═══ Data lines ═══

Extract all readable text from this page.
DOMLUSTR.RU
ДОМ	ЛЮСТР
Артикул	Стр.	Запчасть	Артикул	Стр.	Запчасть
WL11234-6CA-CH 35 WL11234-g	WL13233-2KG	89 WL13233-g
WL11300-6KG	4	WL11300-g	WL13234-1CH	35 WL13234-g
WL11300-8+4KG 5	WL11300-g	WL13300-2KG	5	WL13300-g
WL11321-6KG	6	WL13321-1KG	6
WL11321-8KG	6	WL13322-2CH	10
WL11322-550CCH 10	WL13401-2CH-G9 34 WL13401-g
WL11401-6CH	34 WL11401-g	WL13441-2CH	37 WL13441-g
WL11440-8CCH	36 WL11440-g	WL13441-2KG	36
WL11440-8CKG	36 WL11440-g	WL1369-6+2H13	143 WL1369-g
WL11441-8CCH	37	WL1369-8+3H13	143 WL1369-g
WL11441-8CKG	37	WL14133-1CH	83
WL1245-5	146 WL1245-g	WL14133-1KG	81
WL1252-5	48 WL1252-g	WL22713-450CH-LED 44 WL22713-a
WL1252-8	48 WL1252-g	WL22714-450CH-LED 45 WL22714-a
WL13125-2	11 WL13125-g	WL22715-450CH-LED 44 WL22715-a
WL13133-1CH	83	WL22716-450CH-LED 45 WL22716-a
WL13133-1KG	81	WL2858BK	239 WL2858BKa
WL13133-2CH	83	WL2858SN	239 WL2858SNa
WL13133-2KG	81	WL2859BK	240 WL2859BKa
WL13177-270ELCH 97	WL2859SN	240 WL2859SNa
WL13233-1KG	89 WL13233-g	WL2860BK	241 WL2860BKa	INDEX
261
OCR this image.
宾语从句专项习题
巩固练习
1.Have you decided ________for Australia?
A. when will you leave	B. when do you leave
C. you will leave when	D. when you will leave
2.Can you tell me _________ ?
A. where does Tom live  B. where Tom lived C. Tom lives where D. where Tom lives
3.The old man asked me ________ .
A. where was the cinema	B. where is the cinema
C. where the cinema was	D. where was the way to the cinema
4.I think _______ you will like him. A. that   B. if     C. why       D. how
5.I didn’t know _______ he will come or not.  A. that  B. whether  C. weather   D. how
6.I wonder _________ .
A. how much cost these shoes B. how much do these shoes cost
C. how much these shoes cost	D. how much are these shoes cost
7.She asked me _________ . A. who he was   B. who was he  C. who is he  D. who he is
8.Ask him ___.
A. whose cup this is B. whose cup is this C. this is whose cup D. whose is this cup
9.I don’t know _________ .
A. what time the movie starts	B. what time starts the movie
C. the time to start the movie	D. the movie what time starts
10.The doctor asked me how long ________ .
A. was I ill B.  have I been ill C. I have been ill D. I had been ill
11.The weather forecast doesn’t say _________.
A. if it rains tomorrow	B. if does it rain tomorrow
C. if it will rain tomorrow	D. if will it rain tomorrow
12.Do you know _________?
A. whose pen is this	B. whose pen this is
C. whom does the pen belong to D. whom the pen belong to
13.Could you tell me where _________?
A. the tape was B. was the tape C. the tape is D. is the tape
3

═══

Using the data above, repeat every line exactly.

Expected answer:
Extract all readable text from this page.
DOMLUSTR.RU
ДОМ	ЛЮСТР
Артикул	Стр.	Запчасть	Артикул	Стр.	Запчасть
WL11234-6CA-CH 35 WL11234-g	WL13233-2KG	89 WL13233-g
WL11300-6KG	4	WL11300-g	WL13234-1CH	35 WL13234-g
WL11300-8+4KG 5	WL11300-g	WL13300-2KG	5	WL13300-g
WL11321-6KG	6	WL13321-1KG	6
WL11321-8KG	6	WL13322-2CH	10
WL11322-550CCH 10	WL13401-2CH-G9 34 WL13401-g
WL11401-6CH	34 WL11401-g	WL13441-2CH	37 WL13441-g
WL11440-8CCH	36 WL11440-g	WL13441-2KG	36
WL11440-8CKG	36 WL11440-g	WL1369-6+2H13	143 WL1369-g
WL11441-8CCH	37	WL1369-8+3H13	143 WL1369-g
WL11441-8CKG	37	WL14133-1CH	83
WL1245-5	146 WL1245-g	WL14133-1KG	81
WL1252-5	48 WL1252-g	WL22713-450CH-LED 44 WL22713-a
WL1252-8	48 WL1252-g	WL22714-450CH-LED 45 WL22714-a
WL13125-2	11 WL13125-g	WL22715-450CH-LED 44 WL22715-a
WL13133-1CH	83	WL22716-450CH-LED 45 WL22716-a
WL13133-1KG	81	WL2858BK	239 WL2858BKa
WL13133-2CH	83	WL2858SN	239 WL2858SNa
WL13133-2KG	81	WL2859BK	240 WL2859BKa
WL13177-270ELCH 97	WL2859SN	240 WL2859SNa
WL13233-1KG	89 WL13233-g	WL2860BK	241 WL2860BKa	INDEX
261
OCR this image.
宾语从句专项习题
巩固练习
1.Have you decided ________for Australia?
A. when will you leave	B. when do you leave
C. you will leave when	D. when you will leave
2.Can you tell me _________ ?
A. where does Tom live  B. where Tom lived C. Tom lives where D. where Tom lives
3.The old man asked me ________ .
A. where was the cinema	B. where is the cinema
C. where the cinema was	D. where was the way to the cinema
4.I think _______ you will like him. A. that   B. if     C. why       D. how
5.I didn’t know _______ he will come or not.  A. that  B. whether  C. weather   D. how
6.I wonder _________ .
A. how much cost these shoes B. how much do these shoes cost
C. how much these shoes cost	D. how much are these shoes cost
7.She asked me _________ . A. who he was   B. who was he  C. who is he  D. who he is
8.Ask him ___.
A. whose cup this is B. whose cup is this C. this is whose cup D. whose is this cup
9.I don’t know _________ .
A. what time the movie starts	B. what time starts the movie
C. the time to start the movie	D. the movie what time starts
10.The doctor asked me how long ________ .
A. was I ill B.  have I been ill C. I have been ill D. I had been ill
11.The weather forecast doesn’t say _________.
A. if it rains tomorrow	B. if does it rain tomorrow
C. if it will rain tomorrow	D. if will it rain tomorrow
12.Do you know _________?
A. whose pen is this	B. whose pen this is
C. whom does the pen belong to D. whom the pen belong to
13.Could you tell me where _________?
A. the tape was B. was the tape C. the tape is D. is the tape
3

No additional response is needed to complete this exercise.